-- BEGIN DATA PROVIDED --

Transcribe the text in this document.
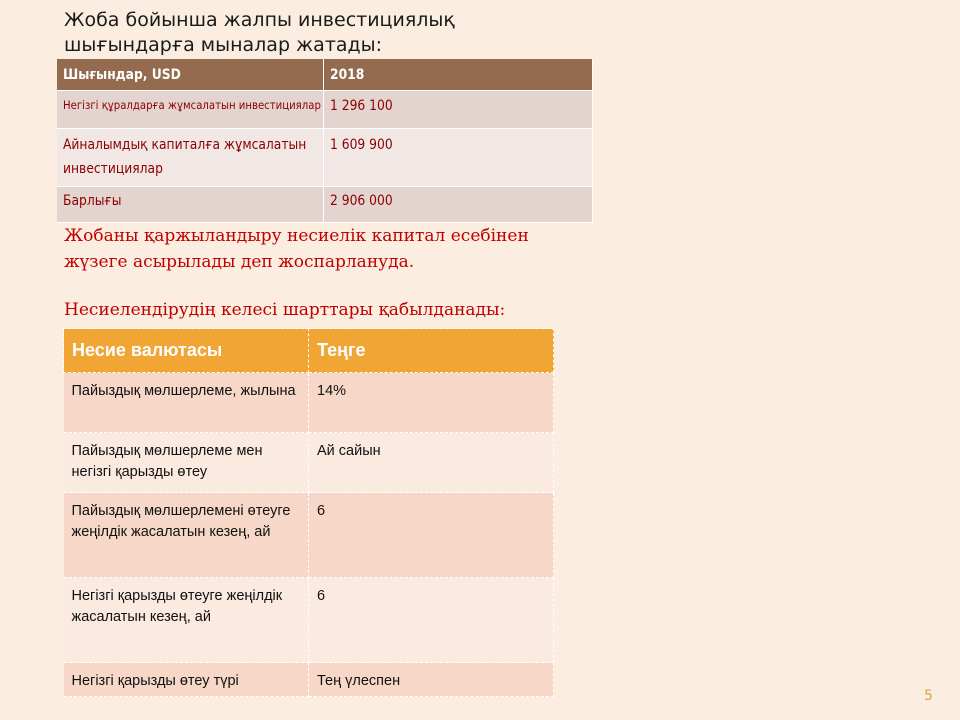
Жоба бойынша жалпы инвестициялық
шығындарға мыналар жатады:
Шығындар, USD	2018
Негізгі құралдарға жұмсалатын инвестициялар	1 296 100
Айналымдық капиталға жұмсалатын инвестициялар	1 609 900
Барлығы	2 906 000

Жобаны қаржыландыру несиелік капитал есебінен
жүзеге асырылады деп жоспарлануда.

Несиелендірудің келесі шарттары қабылданады:

Несие валютасы	Теңге
Пайыздық мөлшерлеме, жылына	14%
Пайыздық мөлшерлеме мен негізгі қарызды өтеу	Ай сайын
Пайыздық мөлшерлемені өтеуге жеңілдік жасалатын кезең, ай	6
Негізгі қарызды өтеуге жеңілдік жасалатын кезең, ай	6
Негізгі қарызды өтеу түрі	Тең үлеспен
5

-- END DATA PROVIDED --

_WORK REQUIRED_
Find the lines holding "инвестициялар" and list every one.

_REPLY TO THE TASK_
Негізгі құралдарға жұмсалатын инвестициялар	1 296 100
Айналымдық капиталға жұмсалатын инвестициялар	1 609 900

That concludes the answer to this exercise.